- **Aim**
List all lines of the data containing the word "curve".
-- BEGIN Records to use --
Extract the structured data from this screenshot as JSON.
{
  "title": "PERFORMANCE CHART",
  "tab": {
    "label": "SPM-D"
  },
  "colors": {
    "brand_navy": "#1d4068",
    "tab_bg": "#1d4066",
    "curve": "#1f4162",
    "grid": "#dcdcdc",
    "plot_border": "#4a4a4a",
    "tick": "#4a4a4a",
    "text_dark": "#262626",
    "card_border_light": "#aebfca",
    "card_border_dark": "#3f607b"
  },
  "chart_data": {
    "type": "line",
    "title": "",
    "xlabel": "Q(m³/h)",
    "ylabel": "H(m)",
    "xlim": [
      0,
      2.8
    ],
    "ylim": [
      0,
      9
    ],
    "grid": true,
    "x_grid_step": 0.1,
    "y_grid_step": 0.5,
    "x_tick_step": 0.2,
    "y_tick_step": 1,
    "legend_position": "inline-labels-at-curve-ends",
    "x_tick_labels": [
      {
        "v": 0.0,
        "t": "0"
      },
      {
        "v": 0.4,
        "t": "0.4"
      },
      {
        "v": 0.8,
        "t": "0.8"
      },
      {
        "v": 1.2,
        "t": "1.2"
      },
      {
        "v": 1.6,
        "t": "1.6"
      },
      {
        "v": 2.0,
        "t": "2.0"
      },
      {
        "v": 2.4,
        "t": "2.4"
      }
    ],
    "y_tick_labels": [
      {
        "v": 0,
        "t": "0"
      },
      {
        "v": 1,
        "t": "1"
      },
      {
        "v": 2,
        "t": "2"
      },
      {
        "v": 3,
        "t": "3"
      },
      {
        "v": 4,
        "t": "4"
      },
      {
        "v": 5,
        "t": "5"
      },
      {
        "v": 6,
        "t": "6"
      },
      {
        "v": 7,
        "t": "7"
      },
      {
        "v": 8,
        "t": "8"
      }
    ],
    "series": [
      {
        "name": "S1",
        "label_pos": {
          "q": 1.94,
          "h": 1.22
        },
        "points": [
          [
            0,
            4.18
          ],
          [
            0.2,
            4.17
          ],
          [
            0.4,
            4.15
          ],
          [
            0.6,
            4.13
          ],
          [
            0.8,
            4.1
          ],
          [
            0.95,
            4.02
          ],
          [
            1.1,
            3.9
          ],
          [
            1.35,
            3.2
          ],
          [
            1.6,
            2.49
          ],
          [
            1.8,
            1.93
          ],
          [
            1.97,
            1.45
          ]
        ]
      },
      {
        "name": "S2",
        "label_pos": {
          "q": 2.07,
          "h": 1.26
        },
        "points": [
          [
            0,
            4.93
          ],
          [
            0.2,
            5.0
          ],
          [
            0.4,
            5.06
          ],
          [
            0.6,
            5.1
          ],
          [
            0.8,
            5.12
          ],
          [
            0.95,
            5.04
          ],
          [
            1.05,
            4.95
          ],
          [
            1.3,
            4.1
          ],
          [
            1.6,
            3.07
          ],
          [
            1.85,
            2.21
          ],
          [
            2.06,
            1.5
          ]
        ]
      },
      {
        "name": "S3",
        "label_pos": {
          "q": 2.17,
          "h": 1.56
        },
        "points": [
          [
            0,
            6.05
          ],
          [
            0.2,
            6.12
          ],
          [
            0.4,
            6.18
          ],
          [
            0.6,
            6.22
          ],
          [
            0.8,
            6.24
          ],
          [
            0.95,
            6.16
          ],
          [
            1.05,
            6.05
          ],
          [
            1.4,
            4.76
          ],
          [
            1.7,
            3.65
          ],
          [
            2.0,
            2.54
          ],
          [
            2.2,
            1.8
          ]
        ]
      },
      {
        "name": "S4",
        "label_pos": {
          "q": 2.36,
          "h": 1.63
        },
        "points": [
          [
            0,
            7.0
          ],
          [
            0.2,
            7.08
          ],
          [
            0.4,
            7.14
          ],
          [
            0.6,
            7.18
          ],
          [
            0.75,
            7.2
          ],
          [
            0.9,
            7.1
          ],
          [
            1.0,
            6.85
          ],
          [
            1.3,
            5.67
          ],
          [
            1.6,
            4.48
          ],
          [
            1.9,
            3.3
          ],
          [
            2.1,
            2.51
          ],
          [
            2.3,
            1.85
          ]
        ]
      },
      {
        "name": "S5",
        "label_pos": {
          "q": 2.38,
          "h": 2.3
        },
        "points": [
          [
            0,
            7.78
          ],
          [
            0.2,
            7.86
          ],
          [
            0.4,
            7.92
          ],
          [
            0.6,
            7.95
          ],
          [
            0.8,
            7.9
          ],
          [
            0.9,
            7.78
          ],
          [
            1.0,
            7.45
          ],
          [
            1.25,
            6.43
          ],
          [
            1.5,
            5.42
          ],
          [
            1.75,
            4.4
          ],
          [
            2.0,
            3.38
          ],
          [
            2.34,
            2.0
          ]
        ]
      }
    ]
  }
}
-- END Records to use --
- **Solution for this problem**
    "curve": "#1f4162",
    "legend_position": "inline-labels-at-curve-ends",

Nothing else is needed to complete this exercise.